------ Recorded data ------
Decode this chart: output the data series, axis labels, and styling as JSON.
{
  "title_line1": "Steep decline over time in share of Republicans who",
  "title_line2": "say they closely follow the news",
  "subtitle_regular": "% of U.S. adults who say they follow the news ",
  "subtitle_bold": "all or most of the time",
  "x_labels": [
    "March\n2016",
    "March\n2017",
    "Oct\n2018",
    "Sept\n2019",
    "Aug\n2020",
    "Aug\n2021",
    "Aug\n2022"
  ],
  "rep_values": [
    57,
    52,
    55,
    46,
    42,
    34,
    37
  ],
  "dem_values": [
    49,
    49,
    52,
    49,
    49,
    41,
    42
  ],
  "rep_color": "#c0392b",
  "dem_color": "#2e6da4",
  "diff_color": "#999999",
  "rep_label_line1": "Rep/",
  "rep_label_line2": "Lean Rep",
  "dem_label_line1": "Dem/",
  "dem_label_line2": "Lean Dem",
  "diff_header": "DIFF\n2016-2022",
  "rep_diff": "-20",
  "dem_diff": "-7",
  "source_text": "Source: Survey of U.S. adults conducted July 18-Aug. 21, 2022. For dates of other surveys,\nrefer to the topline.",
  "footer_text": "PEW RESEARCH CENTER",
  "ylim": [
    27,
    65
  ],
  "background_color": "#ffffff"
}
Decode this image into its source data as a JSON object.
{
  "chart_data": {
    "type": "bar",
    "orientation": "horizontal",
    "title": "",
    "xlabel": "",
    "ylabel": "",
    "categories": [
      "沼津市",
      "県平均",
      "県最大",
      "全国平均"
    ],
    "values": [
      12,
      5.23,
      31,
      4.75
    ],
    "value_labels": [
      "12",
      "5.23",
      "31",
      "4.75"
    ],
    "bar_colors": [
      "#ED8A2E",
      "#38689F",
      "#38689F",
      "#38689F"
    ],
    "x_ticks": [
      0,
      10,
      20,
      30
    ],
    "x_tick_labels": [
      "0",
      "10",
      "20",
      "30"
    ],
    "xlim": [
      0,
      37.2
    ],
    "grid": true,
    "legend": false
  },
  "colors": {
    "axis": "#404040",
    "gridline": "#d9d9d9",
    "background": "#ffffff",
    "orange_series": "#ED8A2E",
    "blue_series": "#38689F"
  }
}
------
### Aim
Please output every record, keeping each line exact.

### Answer for the task
Decode this chart: output the data series, axis labels, and styling as JSON.
{
  "title_line1": "Steep decline over time in share of Republicans who",
  "title_line2": "say they closely follow the news",
  "subtitle_regular": "% of U.S. adults who say they follow the news ",
  "subtitle_bold": "all or most of the time",
  "x_labels": [
    "March\n2016",
    "March\n2017",
    "Oct\n2018",
    "Sept\n2019",
    "Aug\n2020",
    "Aug\n2021",
    "Aug\n2022"
  ],
  "rep_values": [
    57,
    52,
    55,
    46,
    42,
    34,
    37
  ],
  "dem_values": [
    49,
    49,
    52,
    49,
    49,
    41,
    42
  ],
  "rep_color": "#c0392b",
  "dem_color": "#2e6da4",
  "diff_color": "#999999",
  "rep_label_line1": "Rep/",
  "rep_label_line2": "Lean Rep",
  "dem_label_line1": "Dem/",
  "dem_label_line2": "Lean Dem",
  "diff_header": "DIFF\n2016-2022",
  "rep_diff": "-20",
  "dem_diff": "-7",
  "source_text": "Source: Survey of U.S. adults conducted July 18-Aug. 21, 2022. For dates of other surveys,\nrefer to the topline.",
  "footer_text": "PEW RESEARCH CENTER",
  "ylim": [
    27,
    65
  ],
  "background_color": "#ffffff"
}
Decode this image into its source data as a JSON object.
{
  "chart_data": {
    "type": "bar",
    "orientation": "horizontal",
    "title": "",
    "xlabel": "",
    "ylabel": "",
    "categories": [
      "沼津市",
      "県平均",
      "県最大",
      "全国平均"
    ],
    "values": [
      12,
      5.23,
      31,
      4.75
    ],
    "value_labels": [
      "12",
      "5.23",
      "31",
      "4.75"
    ],
    "bar_colors": [
      "#ED8A2E",
      "#38689F",
      "#38689F",
      "#38689F"
    ],
    "x_ticks": [
      0,
      10,
      20,
      30
    ],
    "x_tick_labels": [
      "0",
      "10",
      "20",
      "30"
    ],
    "xlim": [
      0,
      37.2
    ],
    "grid": true,
    "legend": false
  },
  "colors": {
    "axis": "#404040",
    "gridline": "#d9d9d9",
    "background": "#ffffff",
    "orange_series": "#ED8A2E",
    "blue_series": "#38689F"
  }
}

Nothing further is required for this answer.